◆ **REQUEST**
From the entries below, please gather each line containing the string "следующего".
━━━━━ DATA EXCERPTS
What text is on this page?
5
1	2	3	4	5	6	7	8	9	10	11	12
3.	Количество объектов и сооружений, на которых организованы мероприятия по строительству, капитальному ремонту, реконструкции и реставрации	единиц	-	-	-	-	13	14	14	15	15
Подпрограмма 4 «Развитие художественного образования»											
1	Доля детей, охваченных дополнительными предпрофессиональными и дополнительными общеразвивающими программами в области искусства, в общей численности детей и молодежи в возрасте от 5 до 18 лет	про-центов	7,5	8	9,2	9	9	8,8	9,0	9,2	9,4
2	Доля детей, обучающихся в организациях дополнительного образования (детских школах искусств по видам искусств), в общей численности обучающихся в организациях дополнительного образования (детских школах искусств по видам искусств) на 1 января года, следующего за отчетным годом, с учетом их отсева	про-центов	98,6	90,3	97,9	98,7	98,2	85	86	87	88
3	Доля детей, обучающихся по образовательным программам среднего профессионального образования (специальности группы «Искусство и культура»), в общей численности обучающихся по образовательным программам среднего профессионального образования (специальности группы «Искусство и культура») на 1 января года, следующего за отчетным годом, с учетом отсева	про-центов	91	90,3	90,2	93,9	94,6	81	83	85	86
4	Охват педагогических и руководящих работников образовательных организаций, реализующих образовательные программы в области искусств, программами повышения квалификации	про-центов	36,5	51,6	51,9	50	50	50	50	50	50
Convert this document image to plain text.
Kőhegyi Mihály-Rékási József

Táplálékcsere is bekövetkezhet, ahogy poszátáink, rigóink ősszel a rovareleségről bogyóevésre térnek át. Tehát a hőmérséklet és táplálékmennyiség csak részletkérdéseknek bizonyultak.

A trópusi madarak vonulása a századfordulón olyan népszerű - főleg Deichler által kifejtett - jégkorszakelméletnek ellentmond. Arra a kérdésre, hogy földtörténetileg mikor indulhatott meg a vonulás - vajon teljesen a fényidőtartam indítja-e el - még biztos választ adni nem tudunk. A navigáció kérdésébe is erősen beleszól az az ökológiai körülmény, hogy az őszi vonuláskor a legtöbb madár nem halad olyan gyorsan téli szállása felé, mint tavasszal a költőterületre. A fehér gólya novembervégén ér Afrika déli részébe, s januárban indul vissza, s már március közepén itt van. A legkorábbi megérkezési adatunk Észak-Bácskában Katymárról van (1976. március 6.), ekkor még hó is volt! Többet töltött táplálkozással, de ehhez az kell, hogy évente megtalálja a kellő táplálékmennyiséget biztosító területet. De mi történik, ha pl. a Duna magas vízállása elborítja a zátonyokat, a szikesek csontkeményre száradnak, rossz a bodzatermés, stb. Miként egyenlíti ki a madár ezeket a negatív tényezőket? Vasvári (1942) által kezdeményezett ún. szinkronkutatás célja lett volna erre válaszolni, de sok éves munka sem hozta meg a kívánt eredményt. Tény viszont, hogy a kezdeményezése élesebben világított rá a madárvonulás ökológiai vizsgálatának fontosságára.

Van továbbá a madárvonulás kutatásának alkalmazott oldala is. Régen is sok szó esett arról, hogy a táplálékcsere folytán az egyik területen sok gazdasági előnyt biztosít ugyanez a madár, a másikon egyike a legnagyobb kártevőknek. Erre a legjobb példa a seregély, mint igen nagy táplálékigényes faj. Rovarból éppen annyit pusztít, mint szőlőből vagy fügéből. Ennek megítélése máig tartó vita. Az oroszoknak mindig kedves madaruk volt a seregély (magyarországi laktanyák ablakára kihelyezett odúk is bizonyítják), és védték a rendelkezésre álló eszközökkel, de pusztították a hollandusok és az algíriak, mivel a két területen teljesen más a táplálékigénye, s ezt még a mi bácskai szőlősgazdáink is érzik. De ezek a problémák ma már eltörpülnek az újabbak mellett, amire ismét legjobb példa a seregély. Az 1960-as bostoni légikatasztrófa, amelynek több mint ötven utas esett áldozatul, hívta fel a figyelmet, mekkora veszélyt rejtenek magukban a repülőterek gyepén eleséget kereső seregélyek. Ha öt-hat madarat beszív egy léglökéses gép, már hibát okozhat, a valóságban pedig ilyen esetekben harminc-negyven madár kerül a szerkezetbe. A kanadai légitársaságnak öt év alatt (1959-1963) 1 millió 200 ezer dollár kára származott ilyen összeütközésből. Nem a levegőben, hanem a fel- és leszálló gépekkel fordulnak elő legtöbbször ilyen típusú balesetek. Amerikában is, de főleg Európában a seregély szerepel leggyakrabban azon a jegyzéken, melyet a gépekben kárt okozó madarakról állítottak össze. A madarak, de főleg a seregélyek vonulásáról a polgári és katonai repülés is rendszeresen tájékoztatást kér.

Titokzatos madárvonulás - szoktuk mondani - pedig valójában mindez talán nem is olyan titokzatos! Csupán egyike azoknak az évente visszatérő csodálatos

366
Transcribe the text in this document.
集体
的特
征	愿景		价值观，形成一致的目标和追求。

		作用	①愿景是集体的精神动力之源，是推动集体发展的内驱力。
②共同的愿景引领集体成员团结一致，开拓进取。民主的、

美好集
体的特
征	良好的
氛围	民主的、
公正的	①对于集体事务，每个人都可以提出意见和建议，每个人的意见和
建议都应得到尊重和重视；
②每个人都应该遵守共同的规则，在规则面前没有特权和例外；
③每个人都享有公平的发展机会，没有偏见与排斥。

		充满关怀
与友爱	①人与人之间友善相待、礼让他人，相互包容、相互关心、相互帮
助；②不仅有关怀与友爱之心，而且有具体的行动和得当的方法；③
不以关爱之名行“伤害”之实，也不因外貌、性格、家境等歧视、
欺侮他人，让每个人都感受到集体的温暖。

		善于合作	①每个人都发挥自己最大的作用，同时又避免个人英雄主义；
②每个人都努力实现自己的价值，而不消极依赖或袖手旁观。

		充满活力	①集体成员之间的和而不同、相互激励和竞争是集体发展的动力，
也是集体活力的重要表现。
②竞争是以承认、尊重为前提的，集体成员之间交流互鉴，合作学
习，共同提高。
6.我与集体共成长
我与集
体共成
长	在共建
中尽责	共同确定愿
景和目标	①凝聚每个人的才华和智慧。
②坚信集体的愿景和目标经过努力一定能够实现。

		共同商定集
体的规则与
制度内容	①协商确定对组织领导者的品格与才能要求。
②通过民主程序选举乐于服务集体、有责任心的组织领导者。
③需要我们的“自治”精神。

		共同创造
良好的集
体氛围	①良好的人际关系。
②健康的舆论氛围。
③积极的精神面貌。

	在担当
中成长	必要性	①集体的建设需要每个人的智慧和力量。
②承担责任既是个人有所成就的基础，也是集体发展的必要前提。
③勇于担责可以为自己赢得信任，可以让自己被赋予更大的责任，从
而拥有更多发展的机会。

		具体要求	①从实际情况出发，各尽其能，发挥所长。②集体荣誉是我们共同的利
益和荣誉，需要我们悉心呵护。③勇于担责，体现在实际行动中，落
━━━━━━━━━━
◆ **RESPONSE**
2	Доля детей, обучающихся в организациях дополнительного образования (детских школах искусств по видам искусств), в общей численности обучающихся в организациях дополнительного образования (детских школах искусств по видам искусств) на 1 января года, следующего за отчетным годом, с учетом их отсева	про-центов	98,6	90,3	97,9	98,7	98,2	85	86	87	88
3	Доля детей, обучающихся по образовательным программам среднего профессионального образования (специальности группы «Искусство и культура»), в общей численности обучающихся по образовательным программам среднего профессионального образования (специальности группы «Искусство и культура») на 1 января года, следующего за отчетным годом, с учетом отсева	про-центов	91	90,3	90,2	93,9	94,6	81	83	85	86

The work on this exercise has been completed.